- PROBLEM DETAILS
Quote each line of the data below verbatim, leaving every character, space and line break unchanged.

Start of RECORDS FOR THIS TASK

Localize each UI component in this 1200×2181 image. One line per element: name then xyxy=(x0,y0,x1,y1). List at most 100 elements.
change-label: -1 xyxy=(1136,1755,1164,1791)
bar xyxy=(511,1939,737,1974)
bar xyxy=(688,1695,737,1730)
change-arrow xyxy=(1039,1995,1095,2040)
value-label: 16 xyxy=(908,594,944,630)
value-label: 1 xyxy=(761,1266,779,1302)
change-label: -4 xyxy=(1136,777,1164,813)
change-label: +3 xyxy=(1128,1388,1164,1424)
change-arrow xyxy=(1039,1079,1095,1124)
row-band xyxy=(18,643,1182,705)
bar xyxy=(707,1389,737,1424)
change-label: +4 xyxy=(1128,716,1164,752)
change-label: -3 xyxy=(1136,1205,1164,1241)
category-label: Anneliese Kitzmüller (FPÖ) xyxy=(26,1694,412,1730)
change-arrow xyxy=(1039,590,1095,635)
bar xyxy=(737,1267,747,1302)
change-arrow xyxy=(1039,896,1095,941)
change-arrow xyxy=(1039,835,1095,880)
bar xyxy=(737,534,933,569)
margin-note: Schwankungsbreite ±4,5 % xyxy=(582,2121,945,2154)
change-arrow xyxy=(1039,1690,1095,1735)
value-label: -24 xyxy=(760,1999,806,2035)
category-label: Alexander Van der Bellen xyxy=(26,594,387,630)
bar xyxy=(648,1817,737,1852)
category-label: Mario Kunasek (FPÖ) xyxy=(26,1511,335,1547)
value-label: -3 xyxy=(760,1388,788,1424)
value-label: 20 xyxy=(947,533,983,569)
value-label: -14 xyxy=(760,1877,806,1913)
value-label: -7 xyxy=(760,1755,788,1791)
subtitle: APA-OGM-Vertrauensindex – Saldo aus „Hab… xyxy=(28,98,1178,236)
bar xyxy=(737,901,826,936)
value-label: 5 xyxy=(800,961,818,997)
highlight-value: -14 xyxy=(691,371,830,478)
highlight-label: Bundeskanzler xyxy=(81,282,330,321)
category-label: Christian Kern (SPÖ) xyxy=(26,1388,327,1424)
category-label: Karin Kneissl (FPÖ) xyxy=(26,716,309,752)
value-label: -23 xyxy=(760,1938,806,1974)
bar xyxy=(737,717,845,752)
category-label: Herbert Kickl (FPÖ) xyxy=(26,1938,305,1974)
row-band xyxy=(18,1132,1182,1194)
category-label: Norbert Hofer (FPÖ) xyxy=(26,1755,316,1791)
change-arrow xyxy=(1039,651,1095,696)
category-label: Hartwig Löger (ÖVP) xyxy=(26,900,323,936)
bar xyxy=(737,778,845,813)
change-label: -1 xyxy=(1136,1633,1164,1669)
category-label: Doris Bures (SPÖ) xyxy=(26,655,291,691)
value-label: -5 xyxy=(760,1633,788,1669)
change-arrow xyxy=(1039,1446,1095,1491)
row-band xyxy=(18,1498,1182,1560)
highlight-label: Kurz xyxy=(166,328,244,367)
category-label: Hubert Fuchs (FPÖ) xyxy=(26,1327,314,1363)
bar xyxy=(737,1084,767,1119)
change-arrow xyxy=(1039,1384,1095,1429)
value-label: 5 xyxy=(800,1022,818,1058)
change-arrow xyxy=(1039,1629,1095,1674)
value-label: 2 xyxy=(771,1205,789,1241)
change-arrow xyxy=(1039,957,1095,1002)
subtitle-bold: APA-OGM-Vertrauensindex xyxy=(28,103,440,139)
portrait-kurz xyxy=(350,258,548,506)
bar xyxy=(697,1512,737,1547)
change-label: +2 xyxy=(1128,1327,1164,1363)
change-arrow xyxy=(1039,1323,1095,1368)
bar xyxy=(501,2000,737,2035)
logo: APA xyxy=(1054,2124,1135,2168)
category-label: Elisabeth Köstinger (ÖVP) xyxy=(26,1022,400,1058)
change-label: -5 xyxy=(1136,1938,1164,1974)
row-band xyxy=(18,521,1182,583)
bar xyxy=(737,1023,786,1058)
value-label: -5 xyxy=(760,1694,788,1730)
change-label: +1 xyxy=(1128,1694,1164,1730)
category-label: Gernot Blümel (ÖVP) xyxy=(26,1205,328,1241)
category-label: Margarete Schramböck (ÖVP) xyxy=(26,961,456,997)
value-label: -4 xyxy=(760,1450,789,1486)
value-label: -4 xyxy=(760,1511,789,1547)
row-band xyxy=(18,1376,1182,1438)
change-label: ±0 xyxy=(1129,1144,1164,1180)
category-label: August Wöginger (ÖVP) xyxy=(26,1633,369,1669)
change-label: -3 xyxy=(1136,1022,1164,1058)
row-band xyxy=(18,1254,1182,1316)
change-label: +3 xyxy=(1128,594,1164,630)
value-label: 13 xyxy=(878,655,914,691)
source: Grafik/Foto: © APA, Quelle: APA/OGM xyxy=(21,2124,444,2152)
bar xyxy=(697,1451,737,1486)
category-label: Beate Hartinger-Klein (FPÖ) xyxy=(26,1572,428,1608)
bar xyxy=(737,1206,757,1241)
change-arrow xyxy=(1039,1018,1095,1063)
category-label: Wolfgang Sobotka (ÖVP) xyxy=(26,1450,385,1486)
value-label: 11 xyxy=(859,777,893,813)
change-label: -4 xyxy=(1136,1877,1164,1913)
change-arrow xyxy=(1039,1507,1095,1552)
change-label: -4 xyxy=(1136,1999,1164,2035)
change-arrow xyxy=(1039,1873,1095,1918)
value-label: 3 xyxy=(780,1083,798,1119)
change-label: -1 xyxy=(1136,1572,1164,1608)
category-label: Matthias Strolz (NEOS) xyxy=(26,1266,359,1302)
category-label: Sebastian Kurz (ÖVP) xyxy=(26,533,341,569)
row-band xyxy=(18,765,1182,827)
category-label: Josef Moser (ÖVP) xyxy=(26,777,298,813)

End of RECORDS FOR THIS TASK

- SOLUTION FOR THIS TASK
Localize each UI component in this 1200×2181 image. One line per element: name then xyxy=(x0,y0,x1,y1). List at most 100 elements.
change-label: -1 xyxy=(1136,1755,1164,1791)
bar xyxy=(511,1939,737,1974)
bar xyxy=(688,1695,737,1730)
change-arrow xyxy=(1039,1995,1095,2040)
value-label: 16 xyxy=(908,594,944,630)
value-label: 1 xyxy=(761,1266,779,1302)
change-label: -4 xyxy=(1136,777,1164,813)
change-label: +3 xyxy=(1128,1388,1164,1424)
change-arrow xyxy=(1039,1079,1095,1124)
row-band xyxy=(18,643,1182,705)
bar xyxy=(707,1389,737,1424)
change-label: +4 xyxy=(1128,716,1164,752)
change-label: -3 xyxy=(1136,1205,1164,1241)
category-label: Anneliese Kitzmüller (FPÖ) xyxy=(26,1694,412,1730)
change-arrow xyxy=(1039,590,1095,635)
bar xyxy=(737,1267,747,1302)
change-arrow xyxy=(1039,896,1095,941)
change-arrow xyxy=(1039,835,1095,880)
bar xyxy=(737,534,933,569)
margin-note: Schwankungsbreite ±4,5 % xyxy=(582,2121,945,2154)
change-arrow xyxy=(1039,1690,1095,1735)
value-label: -24 xyxy=(760,1999,806,2035)
category-label: Alexander Van der Bellen xyxy=(26,594,387,630)
bar xyxy=(648,1817,737,1852)
category-label: Mario Kunasek (FPÖ) xyxy=(26,1511,335,1547)
value-label: -3 xyxy=(760,1388,788,1424)
value-label: 20 xyxy=(947,533,983,569)
value-label: -14 xyxy=(760,1877,806,1913)
value-label: -7 xyxy=(760,1755,788,1791)
subtitle: APA-OGM-Vertrauensindex – Saldo aus „Hab… xyxy=(28,98,1178,236)
bar xyxy=(737,901,826,936)
value-label: 5 xyxy=(800,961,818,997)
highlight-value: -14 xyxy=(691,371,830,478)
highlight-label: Bundeskanzler xyxy=(81,282,330,321)
category-label: Christian Kern (SPÖ) xyxy=(26,1388,327,1424)
category-label: Karin Kneissl (FPÖ) xyxy=(26,716,309,752)
value-label: -23 xyxy=(760,1938,806,1974)
bar xyxy=(737,717,845,752)
category-label: Herbert Kickl (FPÖ) xyxy=(26,1938,305,1974)
row-band xyxy=(18,1132,1182,1194)
category-label: Norbert Hofer (FPÖ) xyxy=(26,1755,316,1791)
change-arrow xyxy=(1039,651,1095,696)
category-label: Hartwig Löger (ÖVP) xyxy=(26,900,323,936)
bar xyxy=(737,778,845,813)
change-label: -1 xyxy=(1136,1633,1164,1669)
category-label: Doris Bures (SPÖ) xyxy=(26,655,291,691)
value-label: -5 xyxy=(760,1633,788,1669)
change-arrow xyxy=(1039,1446,1095,1491)
row-band xyxy=(18,1498,1182,1560)
highlight-label: Kurz xyxy=(166,328,244,367)
category-label: Hubert Fuchs (FPÖ) xyxy=(26,1327,314,1363)
bar xyxy=(737,1084,767,1119)
change-arrow xyxy=(1039,1384,1095,1429)
value-label: 5 xyxy=(800,1022,818,1058)
change-arrow xyxy=(1039,1629,1095,1674)
value-label: 2 xyxy=(771,1205,789,1241)
change-arrow xyxy=(1039,957,1095,1002)
subtitle-bold: APA-OGM-Vertrauensindex xyxy=(28,103,440,139)
portrait-kurz xyxy=(350,258,548,506)
bar xyxy=(697,1512,737,1547)
change-label: +2 xyxy=(1128,1327,1164,1363)
change-arrow xyxy=(1039,1323,1095,1368)
bar xyxy=(501,2000,737,2035)
logo: APA xyxy=(1054,2124,1135,2168)
category-label: Elisabeth Köstinger (ÖVP) xyxy=(26,1022,400,1058)
change-label: -5 xyxy=(1136,1938,1164,1974)
row-band xyxy=(18,521,1182,583)
bar xyxy=(737,1023,786,1058)
value-label: -5 xyxy=(760,1694,788,1730)
change-label: +1 xyxy=(1128,1694,1164,1730)
category-label: Gernot Blümel (ÖVP) xyxy=(26,1205,328,1241)
category-label: Margarete Schramböck (ÖVP) xyxy=(26,961,456,997)
value-label: -4 xyxy=(760,1450,789,1486)
value-label: -4 xyxy=(760,1511,789,1547)
row-band xyxy=(18,1376,1182,1438)
change-label: ±0 xyxy=(1129,1144,1164,1180)
category-label: August Wöginger (ÖVP) xyxy=(26,1633,369,1669)
change-label: -3 xyxy=(1136,1022,1164,1058)
row-band xyxy=(18,1254,1182,1316)
change-label: +3 xyxy=(1128,594,1164,630)
value-label: 13 xyxy=(878,655,914,691)
source: Grafik/Foto: © APA, Quelle: APA/OGM xyxy=(21,2124,444,2152)
bar xyxy=(697,1451,737,1486)
category-label: Beate Hartinger-Klein (FPÖ) xyxy=(26,1572,428,1608)
bar xyxy=(737,1206,757,1241)
change-arrow xyxy=(1039,1018,1095,1063)
category-label: Wolfgang Sobotka (ÖVP) xyxy=(26,1450,385,1486)
value-label: 11 xyxy=(859,777,893,813)
change-label: -4 xyxy=(1136,1877,1164,1913)
change-arrow xyxy=(1039,1507,1095,1552)
change-label: -4 xyxy=(1136,1999,1164,2035)
change-arrow xyxy=(1039,1873,1095,1918)
value-label: 3 xyxy=(780,1083,798,1119)
change-label: -1 xyxy=(1136,1572,1164,1608)
category-label: Matthias Strolz (NEOS) xyxy=(26,1266,359,1302)
category-label: Sebastian Kurz (ÖVP) xyxy=(26,533,341,569)
row-band xyxy=(18,765,1182,827)
category-label: Josef Moser (ÖVP) xyxy=(26,777,298,813)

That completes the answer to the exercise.